# What the task requires
Copy each line of the material below that includes the string "color".
--- Begin Exercise data ---
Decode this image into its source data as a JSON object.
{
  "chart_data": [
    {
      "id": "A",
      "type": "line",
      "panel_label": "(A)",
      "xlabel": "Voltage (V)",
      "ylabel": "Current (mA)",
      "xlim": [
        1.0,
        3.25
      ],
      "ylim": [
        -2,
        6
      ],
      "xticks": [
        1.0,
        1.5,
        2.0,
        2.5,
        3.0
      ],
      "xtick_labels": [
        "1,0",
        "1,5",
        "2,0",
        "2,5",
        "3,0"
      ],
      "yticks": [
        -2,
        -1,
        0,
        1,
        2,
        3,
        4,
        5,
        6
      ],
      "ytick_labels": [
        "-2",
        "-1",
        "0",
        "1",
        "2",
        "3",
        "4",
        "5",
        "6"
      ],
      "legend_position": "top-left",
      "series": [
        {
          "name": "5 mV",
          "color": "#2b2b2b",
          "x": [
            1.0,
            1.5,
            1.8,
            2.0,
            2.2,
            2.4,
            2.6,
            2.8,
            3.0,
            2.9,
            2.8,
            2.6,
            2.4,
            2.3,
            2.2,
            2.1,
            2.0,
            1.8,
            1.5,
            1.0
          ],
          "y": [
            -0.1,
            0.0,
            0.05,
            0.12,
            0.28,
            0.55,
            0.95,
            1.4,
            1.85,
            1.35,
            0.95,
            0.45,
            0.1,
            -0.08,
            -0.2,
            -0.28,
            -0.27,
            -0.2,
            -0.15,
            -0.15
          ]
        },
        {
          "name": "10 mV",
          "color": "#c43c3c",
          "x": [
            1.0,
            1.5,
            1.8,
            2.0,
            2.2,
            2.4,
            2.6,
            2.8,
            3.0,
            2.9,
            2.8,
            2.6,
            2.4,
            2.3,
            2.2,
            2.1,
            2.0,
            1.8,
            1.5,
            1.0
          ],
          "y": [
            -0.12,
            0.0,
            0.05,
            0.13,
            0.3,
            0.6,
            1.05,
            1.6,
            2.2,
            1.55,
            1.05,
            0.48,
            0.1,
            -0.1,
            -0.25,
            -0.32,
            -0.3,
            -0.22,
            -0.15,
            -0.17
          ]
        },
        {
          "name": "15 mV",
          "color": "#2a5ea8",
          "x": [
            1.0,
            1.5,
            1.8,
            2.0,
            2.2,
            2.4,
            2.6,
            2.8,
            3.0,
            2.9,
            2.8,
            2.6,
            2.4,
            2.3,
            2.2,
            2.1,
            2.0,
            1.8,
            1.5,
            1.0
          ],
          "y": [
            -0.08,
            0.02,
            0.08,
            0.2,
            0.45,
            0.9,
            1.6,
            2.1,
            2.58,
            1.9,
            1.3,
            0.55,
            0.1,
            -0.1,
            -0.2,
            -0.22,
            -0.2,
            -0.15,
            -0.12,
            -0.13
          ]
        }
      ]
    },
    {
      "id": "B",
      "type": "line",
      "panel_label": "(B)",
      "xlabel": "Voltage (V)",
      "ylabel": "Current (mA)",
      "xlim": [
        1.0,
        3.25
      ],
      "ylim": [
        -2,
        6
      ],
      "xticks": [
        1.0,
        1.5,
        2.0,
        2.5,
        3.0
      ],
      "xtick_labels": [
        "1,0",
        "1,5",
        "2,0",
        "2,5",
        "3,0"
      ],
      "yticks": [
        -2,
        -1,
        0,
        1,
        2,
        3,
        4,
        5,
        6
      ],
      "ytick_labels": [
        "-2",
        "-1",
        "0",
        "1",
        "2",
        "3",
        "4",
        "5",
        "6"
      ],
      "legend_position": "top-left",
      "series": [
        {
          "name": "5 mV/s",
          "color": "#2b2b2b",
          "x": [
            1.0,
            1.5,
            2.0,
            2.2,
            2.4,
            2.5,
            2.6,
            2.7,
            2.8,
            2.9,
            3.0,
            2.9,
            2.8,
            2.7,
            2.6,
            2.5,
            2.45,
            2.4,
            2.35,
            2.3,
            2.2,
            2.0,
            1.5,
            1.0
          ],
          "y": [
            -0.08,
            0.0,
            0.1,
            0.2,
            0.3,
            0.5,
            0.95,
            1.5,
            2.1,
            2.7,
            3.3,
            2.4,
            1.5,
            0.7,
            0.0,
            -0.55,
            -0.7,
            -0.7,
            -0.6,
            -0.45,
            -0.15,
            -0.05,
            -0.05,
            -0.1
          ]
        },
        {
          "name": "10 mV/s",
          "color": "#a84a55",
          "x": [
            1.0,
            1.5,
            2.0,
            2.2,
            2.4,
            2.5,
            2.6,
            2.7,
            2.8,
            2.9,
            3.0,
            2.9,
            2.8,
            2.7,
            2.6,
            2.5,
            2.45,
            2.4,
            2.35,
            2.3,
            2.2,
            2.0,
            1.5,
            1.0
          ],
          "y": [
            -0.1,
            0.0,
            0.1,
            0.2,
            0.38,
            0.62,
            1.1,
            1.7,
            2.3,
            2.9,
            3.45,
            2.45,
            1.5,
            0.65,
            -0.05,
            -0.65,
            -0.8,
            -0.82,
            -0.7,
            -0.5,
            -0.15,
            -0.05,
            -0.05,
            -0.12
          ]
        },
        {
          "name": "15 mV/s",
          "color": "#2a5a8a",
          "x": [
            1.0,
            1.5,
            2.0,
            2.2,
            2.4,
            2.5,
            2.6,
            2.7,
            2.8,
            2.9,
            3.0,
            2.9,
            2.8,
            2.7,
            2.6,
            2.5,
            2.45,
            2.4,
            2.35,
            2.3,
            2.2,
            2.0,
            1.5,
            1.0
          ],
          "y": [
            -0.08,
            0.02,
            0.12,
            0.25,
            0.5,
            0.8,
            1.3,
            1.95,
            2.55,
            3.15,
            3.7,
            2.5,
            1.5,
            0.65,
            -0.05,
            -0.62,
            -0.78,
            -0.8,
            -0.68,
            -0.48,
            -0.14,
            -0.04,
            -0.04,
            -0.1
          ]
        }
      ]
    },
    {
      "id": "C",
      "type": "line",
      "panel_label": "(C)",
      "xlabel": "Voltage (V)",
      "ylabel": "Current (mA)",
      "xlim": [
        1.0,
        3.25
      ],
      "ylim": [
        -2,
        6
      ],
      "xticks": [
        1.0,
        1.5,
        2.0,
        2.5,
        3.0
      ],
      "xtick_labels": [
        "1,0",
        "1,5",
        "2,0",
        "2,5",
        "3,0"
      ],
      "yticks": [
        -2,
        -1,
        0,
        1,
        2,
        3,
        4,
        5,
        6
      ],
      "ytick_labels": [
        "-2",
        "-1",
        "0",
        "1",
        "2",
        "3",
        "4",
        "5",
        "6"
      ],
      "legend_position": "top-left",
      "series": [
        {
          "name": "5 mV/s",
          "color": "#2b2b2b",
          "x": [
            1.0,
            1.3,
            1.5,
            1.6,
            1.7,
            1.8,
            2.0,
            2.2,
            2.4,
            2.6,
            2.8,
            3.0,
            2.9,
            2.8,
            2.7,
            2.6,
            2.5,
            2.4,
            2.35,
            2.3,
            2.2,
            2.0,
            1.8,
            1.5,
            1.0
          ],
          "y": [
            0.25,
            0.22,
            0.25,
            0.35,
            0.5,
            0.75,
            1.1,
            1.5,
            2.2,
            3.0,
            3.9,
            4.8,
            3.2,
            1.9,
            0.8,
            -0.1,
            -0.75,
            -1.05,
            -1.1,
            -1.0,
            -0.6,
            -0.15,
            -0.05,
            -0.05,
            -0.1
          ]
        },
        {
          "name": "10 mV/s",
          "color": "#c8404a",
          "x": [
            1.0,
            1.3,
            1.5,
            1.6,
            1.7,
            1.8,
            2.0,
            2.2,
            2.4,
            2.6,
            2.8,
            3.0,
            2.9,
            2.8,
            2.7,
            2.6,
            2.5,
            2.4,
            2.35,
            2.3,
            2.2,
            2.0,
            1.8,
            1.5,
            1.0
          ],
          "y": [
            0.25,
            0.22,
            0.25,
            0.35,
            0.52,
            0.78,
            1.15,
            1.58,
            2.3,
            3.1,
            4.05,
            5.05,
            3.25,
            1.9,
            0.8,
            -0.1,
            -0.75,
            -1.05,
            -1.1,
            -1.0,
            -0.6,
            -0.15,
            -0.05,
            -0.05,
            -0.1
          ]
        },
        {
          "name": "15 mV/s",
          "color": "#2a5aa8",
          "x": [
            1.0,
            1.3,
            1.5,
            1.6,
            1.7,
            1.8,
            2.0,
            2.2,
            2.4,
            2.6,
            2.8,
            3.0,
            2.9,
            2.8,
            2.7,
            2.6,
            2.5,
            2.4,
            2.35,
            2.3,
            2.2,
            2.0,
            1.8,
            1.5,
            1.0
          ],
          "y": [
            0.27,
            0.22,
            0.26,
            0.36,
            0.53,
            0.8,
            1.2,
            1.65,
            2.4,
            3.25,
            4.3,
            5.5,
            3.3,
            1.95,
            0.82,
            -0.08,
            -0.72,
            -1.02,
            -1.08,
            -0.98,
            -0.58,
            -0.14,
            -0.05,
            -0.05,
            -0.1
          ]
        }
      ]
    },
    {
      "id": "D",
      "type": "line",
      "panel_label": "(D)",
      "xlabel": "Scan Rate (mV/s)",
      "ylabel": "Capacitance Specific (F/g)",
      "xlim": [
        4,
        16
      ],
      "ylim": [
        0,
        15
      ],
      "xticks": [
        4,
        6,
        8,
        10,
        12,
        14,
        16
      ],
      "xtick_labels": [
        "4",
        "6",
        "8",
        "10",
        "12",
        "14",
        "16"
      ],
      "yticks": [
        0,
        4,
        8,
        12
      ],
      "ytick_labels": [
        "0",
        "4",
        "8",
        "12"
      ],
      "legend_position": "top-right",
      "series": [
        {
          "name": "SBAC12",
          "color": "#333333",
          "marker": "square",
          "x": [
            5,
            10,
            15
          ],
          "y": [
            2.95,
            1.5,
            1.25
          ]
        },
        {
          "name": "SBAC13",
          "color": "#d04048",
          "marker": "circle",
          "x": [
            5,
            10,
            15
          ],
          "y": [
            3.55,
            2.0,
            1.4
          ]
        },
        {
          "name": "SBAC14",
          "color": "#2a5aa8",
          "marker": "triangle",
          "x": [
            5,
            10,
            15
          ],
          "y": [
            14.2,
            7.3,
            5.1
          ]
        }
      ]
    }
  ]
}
--- End Exercise data ---
# Correct answer
          "color": "#2b2b2b",
          "color": "#c43c3c",
          "color": "#2a5ea8",
          "color": "#2b2b2b",
          "color": "#a84a55",
          "color": "#2a5a8a",
          "color": "#2b2b2b",
          "color": "#c8404a",
          "color": "#2a5aa8",
          "color": "#333333",
          "color": "#d04048",
          "color": "#2a5aa8",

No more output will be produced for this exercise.